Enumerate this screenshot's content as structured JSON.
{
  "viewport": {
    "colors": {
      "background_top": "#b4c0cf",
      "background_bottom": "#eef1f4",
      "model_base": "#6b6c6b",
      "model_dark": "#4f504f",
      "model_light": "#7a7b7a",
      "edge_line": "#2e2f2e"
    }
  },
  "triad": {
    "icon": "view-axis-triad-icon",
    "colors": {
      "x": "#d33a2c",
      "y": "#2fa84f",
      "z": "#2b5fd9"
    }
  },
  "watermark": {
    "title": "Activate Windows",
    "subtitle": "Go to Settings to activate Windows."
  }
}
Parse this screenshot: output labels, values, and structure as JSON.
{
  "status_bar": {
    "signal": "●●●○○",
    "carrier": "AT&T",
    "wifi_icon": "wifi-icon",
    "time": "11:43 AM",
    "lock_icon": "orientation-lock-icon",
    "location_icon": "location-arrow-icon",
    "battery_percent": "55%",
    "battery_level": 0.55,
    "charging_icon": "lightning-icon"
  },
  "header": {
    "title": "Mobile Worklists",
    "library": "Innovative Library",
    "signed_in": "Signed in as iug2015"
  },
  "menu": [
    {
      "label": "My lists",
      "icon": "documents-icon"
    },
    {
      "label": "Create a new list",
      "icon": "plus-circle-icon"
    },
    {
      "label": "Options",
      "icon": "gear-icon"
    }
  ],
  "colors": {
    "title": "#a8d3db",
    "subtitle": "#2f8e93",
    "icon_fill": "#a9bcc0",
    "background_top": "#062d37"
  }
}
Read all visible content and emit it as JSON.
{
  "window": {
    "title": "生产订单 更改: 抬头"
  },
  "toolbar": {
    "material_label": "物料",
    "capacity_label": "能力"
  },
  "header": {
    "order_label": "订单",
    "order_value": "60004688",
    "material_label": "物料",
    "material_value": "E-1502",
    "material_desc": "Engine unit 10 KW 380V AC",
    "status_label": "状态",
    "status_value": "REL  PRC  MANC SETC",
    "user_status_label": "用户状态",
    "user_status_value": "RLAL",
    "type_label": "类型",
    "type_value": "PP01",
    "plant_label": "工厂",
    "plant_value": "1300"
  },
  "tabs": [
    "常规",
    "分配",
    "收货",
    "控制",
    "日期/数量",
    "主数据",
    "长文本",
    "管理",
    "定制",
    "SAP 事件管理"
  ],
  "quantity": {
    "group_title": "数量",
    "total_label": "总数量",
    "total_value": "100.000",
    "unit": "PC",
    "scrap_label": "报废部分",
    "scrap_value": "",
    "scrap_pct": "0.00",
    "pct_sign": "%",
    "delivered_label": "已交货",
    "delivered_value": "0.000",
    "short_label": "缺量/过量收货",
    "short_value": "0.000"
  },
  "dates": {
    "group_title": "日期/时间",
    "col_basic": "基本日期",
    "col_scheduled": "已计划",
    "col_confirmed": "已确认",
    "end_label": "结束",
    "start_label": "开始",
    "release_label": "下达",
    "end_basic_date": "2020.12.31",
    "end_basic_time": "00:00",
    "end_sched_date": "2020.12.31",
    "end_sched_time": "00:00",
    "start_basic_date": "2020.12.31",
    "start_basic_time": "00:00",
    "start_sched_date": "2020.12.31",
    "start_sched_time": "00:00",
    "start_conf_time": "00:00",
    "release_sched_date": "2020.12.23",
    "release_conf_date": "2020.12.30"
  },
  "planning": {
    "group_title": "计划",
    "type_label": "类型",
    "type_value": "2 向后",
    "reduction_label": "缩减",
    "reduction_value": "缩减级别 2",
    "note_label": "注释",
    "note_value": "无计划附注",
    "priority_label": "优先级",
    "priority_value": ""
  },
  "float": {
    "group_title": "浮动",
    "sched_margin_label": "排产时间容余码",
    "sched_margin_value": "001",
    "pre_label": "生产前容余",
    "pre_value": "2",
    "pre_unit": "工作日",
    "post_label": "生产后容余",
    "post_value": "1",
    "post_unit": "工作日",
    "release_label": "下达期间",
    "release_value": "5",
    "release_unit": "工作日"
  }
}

******************************

> GOAL:
Return all of the data word for word.

> ANSWER IN FULL:
Enumerate this screenshot's content as structured JSON.
{
  "viewport": {
    "colors": {
      "background_top": "#b4c0cf",
      "background_bottom": "#eef1f4",
      "model_base": "#6b6c6b",
      "model_dark": "#4f504f",
      "model_light": "#7a7b7a",
      "edge_line": "#2e2f2e"
    }
  },
  "triad": {
    "icon": "view-axis-triad-icon",
    "colors": {
      "x": "#d33a2c",
      "y": "#2fa84f",
      "z": "#2b5fd9"
    }
  },
  "watermark": {
    "title": "Activate Windows",
    "subtitle": "Go to Settings to activate Windows."
  }
}
Parse this screenshot: output labels, values, and structure as JSON.
{
  "status_bar": {
    "signal": "●●●○○",
    "carrier": "AT&T",
    "wifi_icon": "wifi-icon",
    "time": "11:43 AM",
    "lock_icon": "orientation-lock-icon",
    "location_icon": "location-arrow-icon",
    "battery_percent": "55%",
    "battery_level": 0.55,
    "charging_icon": "lightning-icon"
  },
  "header": {
    "title": "Mobile Worklists",
    "library": "Innovative Library",
    "signed_in": "Signed in as iug2015"
  },
  "menu": [
    {
      "label": "My lists",
      "icon": "documents-icon"
    },
    {
      "label": "Create a new list",
      "icon": "plus-circle-icon"
    },
    {
      "label": "Options",
      "icon": "gear-icon"
    }
  ],
  "colors": {
    "title": "#a8d3db",
    "subtitle": "#2f8e93",
    "icon_fill": "#a9bcc0",
    "background_top": "#062d37"
  }
}
Read all visible content and emit it as JSON.
{
  "window": {
    "title": "生产订单 更改: 抬头"
  },
  "toolbar": {
    "material_label": "物料",
    "capacity_label": "能力"
  },
  "header": {
    "order_label": "订单",
    "order_value": "60004688",
    "material_label": "物料",
    "material_value": "E-1502",
    "material_desc": "Engine unit 10 KW 380V AC",
    "status_label": "状态",
    "status_value": "REL  PRC  MANC SETC",
    "user_status_label": "用户状态",
    "user_status_value": "RLAL",
    "type_label": "类型",
    "type_value": "PP01",
    "plant_label": "工厂",
    "plant_value": "1300"
  },
  "tabs": [
    "常规",
    "分配",
    "收货",
    "控制",
    "日期/数量",
    "主数据",
    "长文本",
    "管理",
    "定制",
    "SAP 事件管理"
  ],
  "quantity": {
    "group_title": "数量",
    "total_label": "总数量",
    "total_value": "100.000",
    "unit": "PC",
    "scrap_label": "报废部分",
    "scrap_value": "",
    "scrap_pct": "0.00",
    "pct_sign": "%",
    "delivered_label": "已交货",
    "delivered_value": "0.000",
    "short_label": "缺量/过量收货",
    "short_value": "0.000"
  },
  "dates": {
    "group_title": "日期/时间",
    "col_basic": "基本日期",
    "col_scheduled": "已计划",
    "col_confirmed": "已确认",
    "end_label": "结束",
    "start_label": "开始",
    "release_label": "下达",
    "end_basic_date": "2020.12.31",
    "end_basic_time": "00:00",
    "end_sched_date": "2020.12.31",
    "end_sched_time": "00:00",
    "start_basic_date": "2020.12.31",
    "start_basic_time": "00:00",
    "start_sched_date": "2020.12.31",
    "start_sched_time": "00:00",
    "start_conf_time": "00:00",
    "release_sched_date": "2020.12.23",
    "release_conf_date": "2020.12.30"
  },
  "planning": {
    "group_title": "计划",
    "type_label": "类型",
    "type_value": "2 向后",
    "reduction_label": "缩减",
    "reduction_value": "缩减级别 2",
    "note_label": "注释",
    "note_value": "无计划附注",
    "priority_label": "优先级",
    "priority_value": ""
  },
  "float": {
    "group_title": "浮动",
    "sched_margin_label": "排产时间容余码",
    "sched_margin_value": "001",
    "pre_label": "生产前容余",
    "pre_value": "2",
    "pre_unit": "工作日",
    "post_label": "生产后容余",
    "post_value": "1",
    "post_unit": "工作日",
    "release_label": "下达期间",
    "release_value": "5",
    "release_unit": "工作日"
  }
}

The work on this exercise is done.